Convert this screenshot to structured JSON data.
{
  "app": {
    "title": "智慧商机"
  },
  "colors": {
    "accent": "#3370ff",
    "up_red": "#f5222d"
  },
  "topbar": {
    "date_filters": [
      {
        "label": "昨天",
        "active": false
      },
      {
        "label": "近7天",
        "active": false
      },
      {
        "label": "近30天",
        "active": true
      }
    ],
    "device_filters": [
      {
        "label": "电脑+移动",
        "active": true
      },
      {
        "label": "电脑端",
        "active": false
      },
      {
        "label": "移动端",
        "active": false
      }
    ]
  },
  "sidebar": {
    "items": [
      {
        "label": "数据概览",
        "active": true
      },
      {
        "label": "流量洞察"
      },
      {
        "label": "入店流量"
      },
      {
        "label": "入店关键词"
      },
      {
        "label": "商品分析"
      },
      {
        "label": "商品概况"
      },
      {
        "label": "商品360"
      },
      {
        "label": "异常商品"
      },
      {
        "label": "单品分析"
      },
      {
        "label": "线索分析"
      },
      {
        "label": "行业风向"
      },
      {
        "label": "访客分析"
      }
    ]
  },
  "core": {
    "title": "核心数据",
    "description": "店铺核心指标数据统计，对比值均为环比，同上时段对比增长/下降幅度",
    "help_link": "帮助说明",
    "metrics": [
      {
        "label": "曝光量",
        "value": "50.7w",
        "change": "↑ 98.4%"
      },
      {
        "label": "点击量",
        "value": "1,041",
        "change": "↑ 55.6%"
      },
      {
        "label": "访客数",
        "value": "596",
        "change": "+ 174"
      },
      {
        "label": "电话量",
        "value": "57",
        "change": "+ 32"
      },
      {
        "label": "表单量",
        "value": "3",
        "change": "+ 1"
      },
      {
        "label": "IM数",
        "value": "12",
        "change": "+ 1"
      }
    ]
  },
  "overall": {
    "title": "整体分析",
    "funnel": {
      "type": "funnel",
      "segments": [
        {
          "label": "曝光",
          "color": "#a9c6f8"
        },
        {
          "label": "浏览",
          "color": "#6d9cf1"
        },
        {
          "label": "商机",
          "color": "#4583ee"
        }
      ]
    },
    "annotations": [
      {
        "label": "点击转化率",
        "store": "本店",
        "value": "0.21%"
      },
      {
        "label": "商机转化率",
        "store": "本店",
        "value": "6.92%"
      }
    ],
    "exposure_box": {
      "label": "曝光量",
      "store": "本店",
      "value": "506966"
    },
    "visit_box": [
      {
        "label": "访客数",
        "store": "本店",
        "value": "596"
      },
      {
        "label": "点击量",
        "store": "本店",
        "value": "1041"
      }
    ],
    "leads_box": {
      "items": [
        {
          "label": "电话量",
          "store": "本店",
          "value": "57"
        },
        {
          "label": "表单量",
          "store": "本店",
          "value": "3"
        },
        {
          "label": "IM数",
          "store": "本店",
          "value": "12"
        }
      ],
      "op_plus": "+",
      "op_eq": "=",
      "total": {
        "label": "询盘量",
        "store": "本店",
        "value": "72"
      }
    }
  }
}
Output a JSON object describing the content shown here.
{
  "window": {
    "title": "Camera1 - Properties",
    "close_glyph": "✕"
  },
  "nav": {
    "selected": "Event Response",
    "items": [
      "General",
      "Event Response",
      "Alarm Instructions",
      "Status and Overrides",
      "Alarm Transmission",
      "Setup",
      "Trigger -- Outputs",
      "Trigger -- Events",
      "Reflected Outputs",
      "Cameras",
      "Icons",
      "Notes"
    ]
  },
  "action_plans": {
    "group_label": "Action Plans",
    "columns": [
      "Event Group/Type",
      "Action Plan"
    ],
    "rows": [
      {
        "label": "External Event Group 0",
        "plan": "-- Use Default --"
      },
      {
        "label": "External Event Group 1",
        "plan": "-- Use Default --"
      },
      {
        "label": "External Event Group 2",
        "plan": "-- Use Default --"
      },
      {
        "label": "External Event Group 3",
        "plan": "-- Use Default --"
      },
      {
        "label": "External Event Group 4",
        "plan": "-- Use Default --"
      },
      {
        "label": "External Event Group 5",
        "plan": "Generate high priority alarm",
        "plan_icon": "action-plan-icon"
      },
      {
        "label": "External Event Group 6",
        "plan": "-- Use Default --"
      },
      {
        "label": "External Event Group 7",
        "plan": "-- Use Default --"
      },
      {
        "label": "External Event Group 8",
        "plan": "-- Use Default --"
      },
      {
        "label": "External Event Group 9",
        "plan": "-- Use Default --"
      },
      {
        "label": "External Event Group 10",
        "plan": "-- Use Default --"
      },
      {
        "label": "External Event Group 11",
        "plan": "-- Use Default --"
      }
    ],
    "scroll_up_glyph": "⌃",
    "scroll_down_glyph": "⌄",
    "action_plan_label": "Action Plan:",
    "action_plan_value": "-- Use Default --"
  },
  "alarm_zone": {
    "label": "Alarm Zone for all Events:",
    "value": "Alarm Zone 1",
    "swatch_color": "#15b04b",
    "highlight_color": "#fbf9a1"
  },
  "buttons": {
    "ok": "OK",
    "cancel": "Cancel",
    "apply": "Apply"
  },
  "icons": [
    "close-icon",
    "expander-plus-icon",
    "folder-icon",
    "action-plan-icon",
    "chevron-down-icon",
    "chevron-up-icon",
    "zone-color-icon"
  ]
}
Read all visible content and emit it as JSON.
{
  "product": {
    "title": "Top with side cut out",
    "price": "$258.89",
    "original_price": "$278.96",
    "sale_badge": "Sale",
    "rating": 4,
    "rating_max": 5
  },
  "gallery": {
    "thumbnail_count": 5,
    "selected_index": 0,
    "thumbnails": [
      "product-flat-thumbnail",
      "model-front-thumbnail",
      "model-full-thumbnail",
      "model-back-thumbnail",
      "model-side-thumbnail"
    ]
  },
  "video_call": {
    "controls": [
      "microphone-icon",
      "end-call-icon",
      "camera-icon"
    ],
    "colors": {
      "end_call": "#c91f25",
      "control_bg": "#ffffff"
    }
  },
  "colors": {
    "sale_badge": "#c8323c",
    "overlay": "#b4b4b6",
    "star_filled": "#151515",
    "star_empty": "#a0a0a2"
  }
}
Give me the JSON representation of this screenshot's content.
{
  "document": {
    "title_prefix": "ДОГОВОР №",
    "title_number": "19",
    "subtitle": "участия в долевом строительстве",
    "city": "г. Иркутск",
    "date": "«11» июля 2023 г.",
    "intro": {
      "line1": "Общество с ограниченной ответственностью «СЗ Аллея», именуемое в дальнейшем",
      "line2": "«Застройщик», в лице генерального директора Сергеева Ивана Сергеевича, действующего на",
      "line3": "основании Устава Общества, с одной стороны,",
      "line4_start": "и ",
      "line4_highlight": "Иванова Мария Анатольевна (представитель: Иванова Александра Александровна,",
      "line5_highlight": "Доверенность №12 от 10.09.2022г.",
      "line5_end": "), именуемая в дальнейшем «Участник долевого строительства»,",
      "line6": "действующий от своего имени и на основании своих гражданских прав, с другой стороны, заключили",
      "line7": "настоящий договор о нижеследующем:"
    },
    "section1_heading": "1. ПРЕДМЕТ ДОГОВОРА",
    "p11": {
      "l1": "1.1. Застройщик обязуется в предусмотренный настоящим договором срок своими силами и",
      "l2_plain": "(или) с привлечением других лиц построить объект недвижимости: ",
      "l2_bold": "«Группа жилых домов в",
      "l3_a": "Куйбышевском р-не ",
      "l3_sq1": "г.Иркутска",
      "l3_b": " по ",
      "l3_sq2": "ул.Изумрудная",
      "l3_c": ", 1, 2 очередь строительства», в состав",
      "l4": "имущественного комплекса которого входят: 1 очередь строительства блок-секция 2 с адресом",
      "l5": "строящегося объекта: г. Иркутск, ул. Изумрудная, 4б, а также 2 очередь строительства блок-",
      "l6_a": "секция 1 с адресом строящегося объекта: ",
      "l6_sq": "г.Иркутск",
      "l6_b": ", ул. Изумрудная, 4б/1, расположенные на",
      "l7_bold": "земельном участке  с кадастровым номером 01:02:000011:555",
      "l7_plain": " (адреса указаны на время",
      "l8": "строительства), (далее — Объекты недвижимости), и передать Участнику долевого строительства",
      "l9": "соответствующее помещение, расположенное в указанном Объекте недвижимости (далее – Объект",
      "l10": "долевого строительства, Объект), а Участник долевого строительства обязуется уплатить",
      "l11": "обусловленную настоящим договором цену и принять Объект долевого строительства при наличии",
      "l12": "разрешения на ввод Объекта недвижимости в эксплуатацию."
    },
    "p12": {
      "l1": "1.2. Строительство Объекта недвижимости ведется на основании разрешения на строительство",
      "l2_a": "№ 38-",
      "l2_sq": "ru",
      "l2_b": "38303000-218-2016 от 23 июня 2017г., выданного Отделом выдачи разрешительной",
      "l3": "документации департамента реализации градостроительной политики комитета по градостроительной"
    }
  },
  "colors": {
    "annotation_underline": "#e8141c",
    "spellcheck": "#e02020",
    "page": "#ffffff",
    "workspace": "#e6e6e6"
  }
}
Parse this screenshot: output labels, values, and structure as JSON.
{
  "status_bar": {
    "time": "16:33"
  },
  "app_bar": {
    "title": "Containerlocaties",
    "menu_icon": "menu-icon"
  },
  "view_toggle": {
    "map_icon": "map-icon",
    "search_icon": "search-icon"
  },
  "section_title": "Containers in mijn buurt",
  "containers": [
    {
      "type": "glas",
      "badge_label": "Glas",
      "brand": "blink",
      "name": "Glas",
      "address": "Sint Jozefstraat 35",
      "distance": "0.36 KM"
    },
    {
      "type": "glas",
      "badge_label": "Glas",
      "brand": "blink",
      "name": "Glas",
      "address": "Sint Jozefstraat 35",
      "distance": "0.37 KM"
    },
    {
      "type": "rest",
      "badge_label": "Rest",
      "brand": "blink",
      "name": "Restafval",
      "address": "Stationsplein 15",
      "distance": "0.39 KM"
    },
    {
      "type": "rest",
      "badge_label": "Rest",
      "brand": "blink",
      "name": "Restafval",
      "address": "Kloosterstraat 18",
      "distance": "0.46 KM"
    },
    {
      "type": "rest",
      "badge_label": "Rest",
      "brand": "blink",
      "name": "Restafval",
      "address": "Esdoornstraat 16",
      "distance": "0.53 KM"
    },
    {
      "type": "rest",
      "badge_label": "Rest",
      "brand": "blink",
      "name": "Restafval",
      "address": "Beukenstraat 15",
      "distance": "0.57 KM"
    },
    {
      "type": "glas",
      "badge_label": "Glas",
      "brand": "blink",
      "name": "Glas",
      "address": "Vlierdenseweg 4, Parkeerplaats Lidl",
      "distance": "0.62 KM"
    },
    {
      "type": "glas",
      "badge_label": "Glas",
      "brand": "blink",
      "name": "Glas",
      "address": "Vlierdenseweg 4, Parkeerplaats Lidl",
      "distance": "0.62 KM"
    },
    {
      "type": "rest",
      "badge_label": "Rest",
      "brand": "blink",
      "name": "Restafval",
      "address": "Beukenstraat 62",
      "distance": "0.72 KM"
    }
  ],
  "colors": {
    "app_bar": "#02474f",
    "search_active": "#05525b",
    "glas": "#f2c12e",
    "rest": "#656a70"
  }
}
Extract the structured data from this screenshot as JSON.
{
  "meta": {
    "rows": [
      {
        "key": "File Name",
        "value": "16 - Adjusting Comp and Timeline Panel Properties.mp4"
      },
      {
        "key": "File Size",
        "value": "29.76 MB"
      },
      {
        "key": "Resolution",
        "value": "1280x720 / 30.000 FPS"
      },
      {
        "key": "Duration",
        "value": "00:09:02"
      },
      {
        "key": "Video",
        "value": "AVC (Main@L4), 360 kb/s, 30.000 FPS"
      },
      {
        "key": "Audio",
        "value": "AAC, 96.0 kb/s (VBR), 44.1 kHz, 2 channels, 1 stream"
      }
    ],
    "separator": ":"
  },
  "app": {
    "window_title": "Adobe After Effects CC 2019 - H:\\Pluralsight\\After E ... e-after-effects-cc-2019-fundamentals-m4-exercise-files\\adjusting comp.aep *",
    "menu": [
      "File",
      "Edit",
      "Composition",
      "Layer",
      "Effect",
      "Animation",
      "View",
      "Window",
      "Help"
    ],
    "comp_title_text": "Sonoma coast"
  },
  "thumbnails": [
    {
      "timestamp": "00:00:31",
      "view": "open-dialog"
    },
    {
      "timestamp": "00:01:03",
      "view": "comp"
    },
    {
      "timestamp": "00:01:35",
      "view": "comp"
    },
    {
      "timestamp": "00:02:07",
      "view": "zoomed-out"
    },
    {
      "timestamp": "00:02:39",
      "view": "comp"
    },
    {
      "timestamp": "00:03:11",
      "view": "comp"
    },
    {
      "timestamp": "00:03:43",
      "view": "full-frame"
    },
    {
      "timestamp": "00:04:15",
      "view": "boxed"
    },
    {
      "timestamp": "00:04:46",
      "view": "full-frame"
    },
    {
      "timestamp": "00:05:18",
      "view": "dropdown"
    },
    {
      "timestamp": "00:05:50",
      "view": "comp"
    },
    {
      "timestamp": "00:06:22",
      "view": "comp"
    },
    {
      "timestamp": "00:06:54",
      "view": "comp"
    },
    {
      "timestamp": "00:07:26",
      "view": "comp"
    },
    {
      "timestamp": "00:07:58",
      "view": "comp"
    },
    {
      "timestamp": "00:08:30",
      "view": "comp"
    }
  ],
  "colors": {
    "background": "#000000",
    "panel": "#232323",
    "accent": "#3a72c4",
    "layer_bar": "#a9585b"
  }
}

** Exercise details **
Identify every line holding the word "content" and copy it out.

** Exercise solution **
Output a JSON object describing the content shown here.
Read all visible content and emit it as JSON.
Give me the JSON representation of this screenshot's content.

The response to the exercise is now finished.